— TASK TO COMPLETE —
Pull every line containing "utilidad" from the entries.

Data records
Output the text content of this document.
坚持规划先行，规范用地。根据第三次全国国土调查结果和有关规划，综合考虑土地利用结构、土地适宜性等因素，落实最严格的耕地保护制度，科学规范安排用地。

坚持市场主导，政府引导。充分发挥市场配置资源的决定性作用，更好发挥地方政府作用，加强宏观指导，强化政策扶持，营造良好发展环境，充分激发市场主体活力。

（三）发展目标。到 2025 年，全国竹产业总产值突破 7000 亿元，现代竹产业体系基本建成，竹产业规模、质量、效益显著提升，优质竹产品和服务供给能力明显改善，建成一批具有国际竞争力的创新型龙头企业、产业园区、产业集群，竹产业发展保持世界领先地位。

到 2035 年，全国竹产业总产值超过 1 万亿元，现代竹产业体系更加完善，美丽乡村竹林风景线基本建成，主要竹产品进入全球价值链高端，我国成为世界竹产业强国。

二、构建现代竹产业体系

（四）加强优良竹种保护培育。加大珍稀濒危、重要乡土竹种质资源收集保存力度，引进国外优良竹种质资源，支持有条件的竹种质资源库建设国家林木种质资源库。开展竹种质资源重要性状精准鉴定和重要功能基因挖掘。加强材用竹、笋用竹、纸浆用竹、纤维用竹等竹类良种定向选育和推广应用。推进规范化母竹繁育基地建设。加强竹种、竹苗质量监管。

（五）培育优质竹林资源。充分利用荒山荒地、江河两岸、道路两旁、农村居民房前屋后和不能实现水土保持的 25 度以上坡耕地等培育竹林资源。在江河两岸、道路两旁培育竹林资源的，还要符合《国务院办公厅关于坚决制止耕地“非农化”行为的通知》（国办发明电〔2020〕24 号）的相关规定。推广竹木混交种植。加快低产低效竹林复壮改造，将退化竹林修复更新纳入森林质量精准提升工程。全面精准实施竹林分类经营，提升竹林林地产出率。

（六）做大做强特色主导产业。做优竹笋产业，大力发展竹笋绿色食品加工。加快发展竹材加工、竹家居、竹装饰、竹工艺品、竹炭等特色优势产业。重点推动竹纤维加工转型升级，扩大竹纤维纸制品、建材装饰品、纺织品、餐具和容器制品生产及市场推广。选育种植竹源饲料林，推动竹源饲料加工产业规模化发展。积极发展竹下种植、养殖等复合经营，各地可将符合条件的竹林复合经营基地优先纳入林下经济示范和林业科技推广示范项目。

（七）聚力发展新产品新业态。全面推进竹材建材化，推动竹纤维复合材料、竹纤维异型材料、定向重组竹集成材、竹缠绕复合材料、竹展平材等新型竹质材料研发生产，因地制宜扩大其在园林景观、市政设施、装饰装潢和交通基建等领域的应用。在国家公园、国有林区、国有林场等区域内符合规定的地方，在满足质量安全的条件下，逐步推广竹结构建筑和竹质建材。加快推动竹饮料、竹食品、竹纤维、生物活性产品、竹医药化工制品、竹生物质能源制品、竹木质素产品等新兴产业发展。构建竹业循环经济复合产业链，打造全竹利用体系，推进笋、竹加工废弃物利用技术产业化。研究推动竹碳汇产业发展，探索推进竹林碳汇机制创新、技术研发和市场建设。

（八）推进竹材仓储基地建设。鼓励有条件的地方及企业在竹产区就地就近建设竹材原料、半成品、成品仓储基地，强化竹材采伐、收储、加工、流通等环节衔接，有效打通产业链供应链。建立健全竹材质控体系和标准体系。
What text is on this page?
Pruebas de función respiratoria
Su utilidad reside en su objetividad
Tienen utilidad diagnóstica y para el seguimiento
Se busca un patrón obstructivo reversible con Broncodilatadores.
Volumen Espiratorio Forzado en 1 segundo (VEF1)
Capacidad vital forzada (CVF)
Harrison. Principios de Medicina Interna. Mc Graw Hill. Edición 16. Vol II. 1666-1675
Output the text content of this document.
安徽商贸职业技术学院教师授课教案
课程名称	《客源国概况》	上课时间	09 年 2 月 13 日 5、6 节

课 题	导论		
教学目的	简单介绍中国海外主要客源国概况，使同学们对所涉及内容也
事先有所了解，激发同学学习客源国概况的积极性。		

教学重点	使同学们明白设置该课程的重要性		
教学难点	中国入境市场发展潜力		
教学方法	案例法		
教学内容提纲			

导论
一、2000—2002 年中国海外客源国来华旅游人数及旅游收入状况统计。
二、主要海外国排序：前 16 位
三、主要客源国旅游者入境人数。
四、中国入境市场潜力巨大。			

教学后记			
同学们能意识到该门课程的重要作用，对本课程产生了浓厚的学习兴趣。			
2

— SOLUTION FOR THIS EXERCISE —
Su utilidad reside en su objetividad
Tienen utilidad diagnóstica y para el seguimiento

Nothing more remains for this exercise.